Exercise aim:
Your task is to repeat the lines below exactly, excluding any pictures they contain.

Record excerpts:
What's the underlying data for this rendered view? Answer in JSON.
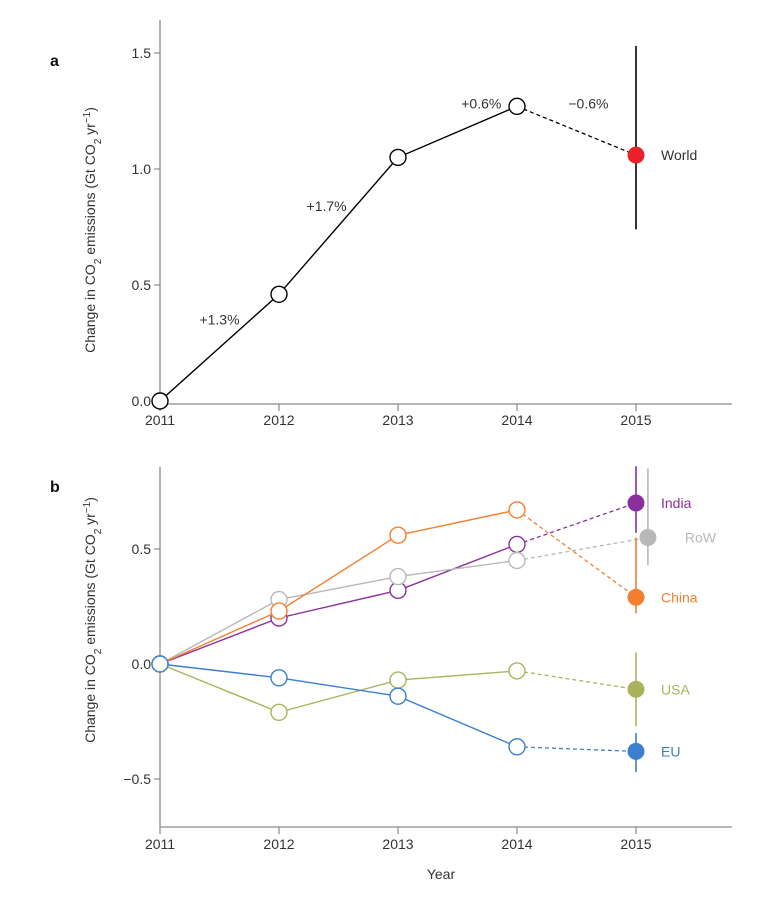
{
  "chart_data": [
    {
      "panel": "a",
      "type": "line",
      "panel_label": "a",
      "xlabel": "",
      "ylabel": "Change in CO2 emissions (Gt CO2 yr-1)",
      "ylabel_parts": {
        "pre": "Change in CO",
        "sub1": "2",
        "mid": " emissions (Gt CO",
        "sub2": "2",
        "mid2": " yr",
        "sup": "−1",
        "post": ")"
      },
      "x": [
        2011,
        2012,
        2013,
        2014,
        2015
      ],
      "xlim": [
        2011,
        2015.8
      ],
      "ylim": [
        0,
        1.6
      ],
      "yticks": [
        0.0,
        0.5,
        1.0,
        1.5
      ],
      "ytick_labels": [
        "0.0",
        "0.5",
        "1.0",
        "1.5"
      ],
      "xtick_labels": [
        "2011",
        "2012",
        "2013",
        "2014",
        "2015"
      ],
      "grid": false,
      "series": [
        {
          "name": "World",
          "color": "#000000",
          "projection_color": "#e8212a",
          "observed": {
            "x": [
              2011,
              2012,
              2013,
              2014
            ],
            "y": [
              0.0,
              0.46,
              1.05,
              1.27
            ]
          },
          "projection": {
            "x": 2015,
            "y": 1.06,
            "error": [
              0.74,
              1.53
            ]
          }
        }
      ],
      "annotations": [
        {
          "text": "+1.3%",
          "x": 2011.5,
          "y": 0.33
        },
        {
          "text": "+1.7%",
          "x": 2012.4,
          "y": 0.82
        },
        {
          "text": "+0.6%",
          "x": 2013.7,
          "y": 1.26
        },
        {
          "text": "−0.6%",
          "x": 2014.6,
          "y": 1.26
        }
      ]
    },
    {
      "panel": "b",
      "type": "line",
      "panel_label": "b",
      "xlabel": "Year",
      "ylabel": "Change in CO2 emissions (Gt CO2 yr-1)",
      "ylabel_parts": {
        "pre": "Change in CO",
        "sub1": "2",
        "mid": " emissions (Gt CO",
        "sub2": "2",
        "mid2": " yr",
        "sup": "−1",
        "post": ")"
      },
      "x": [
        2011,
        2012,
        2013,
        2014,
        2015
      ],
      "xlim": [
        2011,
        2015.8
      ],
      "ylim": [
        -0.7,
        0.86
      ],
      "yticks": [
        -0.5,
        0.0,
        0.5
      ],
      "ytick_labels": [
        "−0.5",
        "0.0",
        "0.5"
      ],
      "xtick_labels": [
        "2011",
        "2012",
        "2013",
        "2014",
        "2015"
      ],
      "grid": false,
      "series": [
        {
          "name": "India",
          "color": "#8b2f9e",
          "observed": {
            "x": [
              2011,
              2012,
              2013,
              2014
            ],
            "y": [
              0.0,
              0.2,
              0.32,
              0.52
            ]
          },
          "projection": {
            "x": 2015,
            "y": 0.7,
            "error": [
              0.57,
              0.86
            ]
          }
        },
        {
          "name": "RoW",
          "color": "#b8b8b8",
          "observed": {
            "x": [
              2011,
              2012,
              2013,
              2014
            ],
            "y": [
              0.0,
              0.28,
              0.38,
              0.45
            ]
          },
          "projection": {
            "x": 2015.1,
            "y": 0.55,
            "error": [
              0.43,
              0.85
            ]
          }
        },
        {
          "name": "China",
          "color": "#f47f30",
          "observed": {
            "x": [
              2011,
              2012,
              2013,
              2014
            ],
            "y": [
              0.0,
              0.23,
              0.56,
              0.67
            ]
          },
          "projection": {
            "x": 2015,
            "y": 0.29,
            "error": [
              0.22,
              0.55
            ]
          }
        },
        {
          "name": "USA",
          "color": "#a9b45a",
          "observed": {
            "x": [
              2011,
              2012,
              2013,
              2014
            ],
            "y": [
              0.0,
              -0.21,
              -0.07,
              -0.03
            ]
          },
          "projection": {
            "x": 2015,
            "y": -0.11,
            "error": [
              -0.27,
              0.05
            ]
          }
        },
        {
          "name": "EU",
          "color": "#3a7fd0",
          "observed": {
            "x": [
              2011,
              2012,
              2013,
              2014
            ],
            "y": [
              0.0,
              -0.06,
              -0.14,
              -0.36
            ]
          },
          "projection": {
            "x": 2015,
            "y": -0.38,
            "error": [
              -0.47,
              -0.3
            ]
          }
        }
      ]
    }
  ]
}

Response to this exercise:
What's the underlying data for this rendered view? Answer in JSON.
{
  "chart_data": [
    {
      "panel": "a",
      "type": "line",
      "panel_label": "a",
      "xlabel": "",
      "ylabel": "Change in CO2 emissions (Gt CO2 yr-1)",
      "ylabel_parts": {
        "pre": "Change in CO",
        "sub1": "2",
        "mid": " emissions (Gt CO",
        "sub2": "2",
        "mid2": " yr",
        "sup": "−1",
        "post": ")"
      },
      "x": [
        2011,
        2012,
        2013,
        2014,
        2015
      ],
      "xlim": [
        2011,
        2015.8
      ],
      "ylim": [
        0,
        1.6
      ],
      "yticks": [
        0.0,
        0.5,
        1.0,
        1.5
      ],
      "ytick_labels": [
        "0.0",
        "0.5",
        "1.0",
        "1.5"
      ],
      "xtick_labels": [
        "2011",
        "2012",
        "2013",
        "2014",
        "2015"
      ],
      "grid": false,
      "series": [
        {
          "name": "World",
          "color": "#000000",
          "projection_color": "#e8212a",
          "observed": {
            "x": [
              2011,
              2012,
              2013,
              2014
            ],
            "y": [
              0.0,
              0.46,
              1.05,
              1.27
            ]
          },
          "projection": {
            "x": 2015,
            "y": 1.06,
            "error": [
              0.74,
              1.53
            ]
          }
        }
      ],
      "annotations": [
        {
          "text": "+1.3%",
          "x": 2011.5,
          "y": 0.33
        },
        {
          "text": "+1.7%",
          "x": 2012.4,
          "y": 0.82
        },
        {
          "text": "+0.6%",
          "x": 2013.7,
          "y": 1.26
        },
        {
          "text": "−0.6%",
          "x": 2014.6,
          "y": 1.26
        }
      ]
    },
    {
      "panel": "b",
      "type": "line",
      "panel_label": "b",
      "xlabel": "Year",
      "ylabel": "Change in CO2 emissions (Gt CO2 yr-1)",
      "ylabel_parts": {
        "pre": "Change in CO",
        "sub1": "2",
        "mid": " emissions (Gt CO",
        "sub2": "2",
        "mid2": " yr",
        "sup": "−1",
        "post": ")"
      },
      "x": [
        2011,
        2012,
        2013,
        2014,
        2015
      ],
      "xlim": [
        2011,
        2015.8
      ],
      "ylim": [
        -0.7,
        0.86
      ],
      "yticks": [
        -0.5,
        0.0,
        0.5
      ],
      "ytick_labels": [
        "−0.5",
        "0.0",
        "0.5"
      ],
      "xtick_labels": [
        "2011",
        "2012",
        "2013",
        "2014",
        "2015"
      ],
      "grid": false,
      "series": [
        {
          "name": "India",
          "color": "#8b2f9e",
          "observed": {
            "x": [
              2011,
              2012,
              2013,
              2014
            ],
            "y": [
              0.0,
              0.2,
              0.32,
              0.52
            ]
          },
          "projection": {
            "x": 2015,
            "y": 0.7,
            "error": [
              0.57,
              0.86
            ]
          }
        },
        {
          "name": "RoW",
          "color": "#b8b8b8",
          "observed": {
            "x": [
              2011,
              2012,
              2013,
              2014
            ],
            "y": [
              0.0,
              0.28,
              0.38,
              0.45
            ]
          },
          "projection": {
            "x": 2015.1,
            "y": 0.55,
            "error": [
              0.43,
              0.85
            ]
          }
        },
        {
          "name": "China",
          "color": "#f47f30",
          "observed": {
            "x": [
              2011,
              2012,
              2013,
              2014
            ],
            "y": [
              0.0,
              0.23,
              0.56,
              0.67
            ]
          },
          "projection": {
            "x": 2015,
            "y": 0.29,
            "error": [
              0.22,
              0.55
            ]
          }
        },
        {
          "name": "USA",
          "color": "#a9b45a",
          "observed": {
            "x": [
              2011,
              2012,
              2013,
              2014
            ],
            "y": [
              0.0,
              -0.21,
              -0.07,
              -0.03
            ]
          },
          "projection": {
            "x": 2015,
            "y": -0.11,
            "error": [
              -0.27,
              0.05
            ]
          }
        },
        {
          "name": "EU",
          "color": "#3a7fd0",
          "observed": {
            "x": [
              2011,
              2012,
              2013,
              2014
            ],
            "y": [
              0.0,
              -0.06,
              -0.14,
              -0.36
            ]
          },
          "projection": {
            "x": 2015,
            "y": -0.38,
            "error": [
              -0.47,
              -0.3
            ]
          }
        }
      ]
    }
  ]
}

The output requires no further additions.